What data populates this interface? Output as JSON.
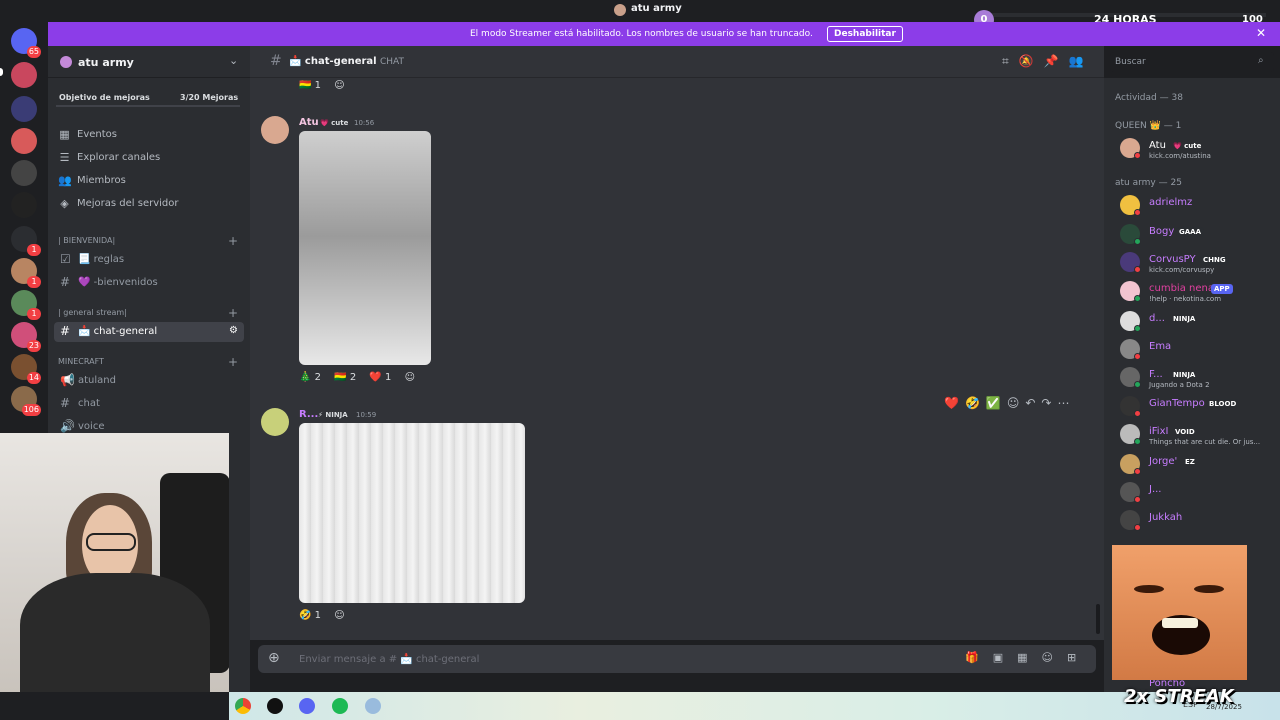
{
  "window": {
    "title": "atu army"
  },
  "streak_bar": {
    "start": "0",
    "label": "24 HORAS",
    "end": "100"
  },
  "banner": {
    "message": "El modo Streamer está habilitado. Los nombres de usuario se han truncado.",
    "button": "Deshabilitar"
  },
  "server": {
    "name": "atu army"
  },
  "server_badges": [
    "65",
    "1",
    "1",
    "1",
    "23",
    "14",
    "106"
  ],
  "boost": {
    "label": "Objetivo de mejoras",
    "count": "3/20 Mejoras"
  },
  "nav": [
    {
      "icon": "calendar-icon",
      "label": "Eventos"
    },
    {
      "icon": "explore-icon",
      "label": "Explorar canales"
    },
    {
      "icon": "members-icon",
      "label": "Miembros"
    },
    {
      "icon": "boost-icon",
      "label": "Mejoras del servidor"
    }
  ],
  "categories": {
    "welcome": "| BIENVENIDA|",
    "general": "| general stream|",
    "minecraft": "MINECRAFT"
  },
  "channels": {
    "reglas": "📃 reglas",
    "bienvenidos": "💜 -bienvenidos",
    "chat_general": "📩 chat-general",
    "atuland": "atuland",
    "chat": "chat",
    "voice": "voice"
  },
  "header": {
    "channel": "📩 chat-general",
    "topic": "CHAT"
  },
  "search": {
    "placeholder": "Buscar"
  },
  "messages": {
    "top_reaction": {
      "emoji": "🇧🇴",
      "count": "1"
    },
    "m1": {
      "author": "Atu",
      "tag": "💗 cute",
      "time": "10:56",
      "reactions": [
        {
          "emoji": "🎄",
          "count": "2"
        },
        {
          "emoji": "🇧🇴",
          "count": "2"
        },
        {
          "emoji": "❤️",
          "count": "1"
        }
      ]
    },
    "m2": {
      "author": "R...",
      "tag": "⚡ NINJA",
      "time": "10:59",
      "reactions": [
        {
          "emoji": "🤣",
          "count": "1"
        }
      ]
    }
  },
  "input": {
    "placeholder": "Enviar mensaje a # 📩 chat-general"
  },
  "members": {
    "activity": "Actividad — 38",
    "queen_header": "QUEEN 👑 — 1",
    "army_header": "atu army — 25",
    "list": [
      {
        "name": "Atu",
        "tag": "💗 cute",
        "status": "kick.com/atustina",
        "color": "#ffffff"
      },
      {
        "name": "adrielmz",
        "tag": "",
        "status": "",
        "color": "#c77dff"
      },
      {
        "name": "Bogy",
        "tag": "GAAA",
        "status": "",
        "color": "#c77dff"
      },
      {
        "name": "CorvusPY",
        "tag": "CHNG",
        "status": "kick.com/corvuspy",
        "color": "#c77dff"
      },
      {
        "name": "cumbia nena",
        "tag": "APP",
        "status": "!help · nekotina.com",
        "color": "#e040a0"
      },
      {
        "name": "d...",
        "tag": "NINJA",
        "status": "",
        "color": "#c77dff"
      },
      {
        "name": "Ema",
        "tag": "",
        "status": "",
        "color": "#c77dff"
      },
      {
        "name": "F...",
        "tag": "NINJA",
        "status": "Jugando a Dota 2",
        "color": "#c77dff"
      },
      {
        "name": "GianTempo",
        "tag": "BLOOD",
        "status": "",
        "color": "#c77dff"
      },
      {
        "name": "iFixI",
        "tag": "VOID",
        "status": "Things that are cut die. Or jus...",
        "color": "#c77dff"
      },
      {
        "name": "Jorge'",
        "tag": "EZ",
        "status": "",
        "color": "#c77dff"
      },
      {
        "name": "J...",
        "tag": "",
        "status": "",
        "color": "#c77dff"
      },
      {
        "name": "Jukkah",
        "tag": "",
        "status": "",
        "color": "#c77dff"
      },
      {
        "name": "Poncho",
        "tag": "",
        "status": "",
        "color": "#c77dff"
      }
    ]
  },
  "overlay": {
    "streak": "2x STREAK"
  },
  "taskbar": {
    "lang": "ESP",
    "date": "28/7/2025"
  },
  "colors": {
    "accent": "#8c3de8",
    "online": "#23a55a",
    "dnd": "#f23f43"
  }
}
——————
### Stated goal
Leave the pictures out and copy the rest of the data exactly.

### Answer to the problem
What data populates this interface? Output as JSON.
{
  "window": {
    "title": "atu army"
  },
  "streak_bar": {
    "start": "0",
    "label": "24 HORAS",
    "end": "100"
  },
  "banner": {
    "message": "El modo Streamer está habilitado. Los nombres de usuario se han truncado.",
    "button": "Deshabilitar"
  },
  "server": {
    "name": "atu army"
  },
  "server_badges": [
    "65",
    "1",
    "1",
    "1",
    "23",
    "14",
    "106"
  ],
  "boost": {
    "label": "Objetivo de mejoras",
    "count": "3/20 Mejoras"
  },
  "nav": [
    {
      "icon": "calendar-icon",
      "label": "Eventos"
    },
    {
      "icon": "explore-icon",
      "label": "Explorar canales"
    },
    {
      "icon": "members-icon",
      "label": "Miembros"
    },
    {
      "icon": "boost-icon",
      "label": "Mejoras del servidor"
    }
  ],
  "categories": {
    "welcome": "| BIENVENIDA|",
    "general": "| general stream|",
    "minecraft": "MINECRAFT"
  },
  "channels": {
    "reglas": "📃 reglas",
    "bienvenidos": "💜 -bienvenidos",
    "chat_general": "📩 chat-general",
    "atuland": "atuland",
    "chat": "chat",
    "voice": "voice"
  },
  "header": {
    "channel": "📩 chat-general",
    "topic": "CHAT"
  },
  "search": {
    "placeholder": "Buscar"
  },
  "messages": {
    "top_reaction": {
      "emoji": "🇧🇴",
      "count": "1"
    },
    "m1": {
      "author": "Atu",
      "tag": "💗 cute",
      "time": "10:56",
      "reactions": [
        {
          "emoji": "🎄",
          "count": "2"
        },
        {
          "emoji": "🇧🇴",
          "count": "2"
        },
        {
          "emoji": "❤️",
          "count": "1"
        }
      ]
    },
    "m2": {
      "author": "R...",
      "tag": "⚡ NINJA",
      "time": "10:59",
      "reactions": [
        {
          "emoji": "🤣",
          "count": "1"
        }
      ]
    }
  },
  "input": {
    "placeholder": "Enviar mensaje a # 📩 chat-general"
  },
  "members": {
    "activity": "Actividad — 38",
    "queen_header": "QUEEN 👑 — 1",
    "army_header": "atu army — 25",
    "list": [
      {
        "name": "Atu",
        "tag": "💗 cute",
        "status": "kick.com/atustina",
        "color": "#ffffff"
      },
      {
        "name": "adrielmz",
        "tag": "",
        "status": "",
        "color": "#c77dff"
      },
      {
        "name": "Bogy",
        "tag": "GAAA",
        "status": "",
        "color": "#c77dff"
      },
      {
        "name": "CorvusPY",
        "tag": "CHNG",
        "status": "kick.com/corvuspy",
        "color": "#c77dff"
      },
      {
        "name": "cumbia nena",
        "tag": "APP",
        "status": "!help · nekotina.com",
        "color": "#e040a0"
      },
      {
        "name": "d...",
        "tag": "NINJA",
        "status": "",
        "color": "#c77dff"
      },
      {
        "name": "Ema",
        "tag": "",
        "status": "",
        "color": "#c77dff"
      },
      {
        "name": "F...",
        "tag": "NINJA",
        "status": "Jugando a Dota 2",
        "color": "#c77dff"
      },
      {
        "name": "GianTempo",
        "tag": "BLOOD",
        "status": "",
        "color": "#c77dff"
      },
      {
        "name": "iFixI",
        "tag": "VOID",
        "status": "Things that are cut die. Or jus...",
        "color": "#c77dff"
      },
      {
        "name": "Jorge'",
        "tag": "EZ",
        "status": "",
        "color": "#c77dff"
      },
      {
        "name": "J...",
        "tag": "",
        "status": "",
        "color": "#c77dff"
      },
      {
        "name": "Jukkah",
        "tag": "",
        "status": "",
        "color": "#c77dff"
      },
      {
        "name": "Poncho",
        "tag": "",
        "status": "",
        "color": "#c77dff"
      }
    ]
  },
  "overlay": {
    "streak": "2x STREAK"
  },
  "taskbar": {
    "lang": "ESP",
    "date": "28/7/2025"
  },
  "colors": {
    "accent": "#8c3de8",
    "online": "#23a55a",
    "dnd": "#f23f43"
  }
}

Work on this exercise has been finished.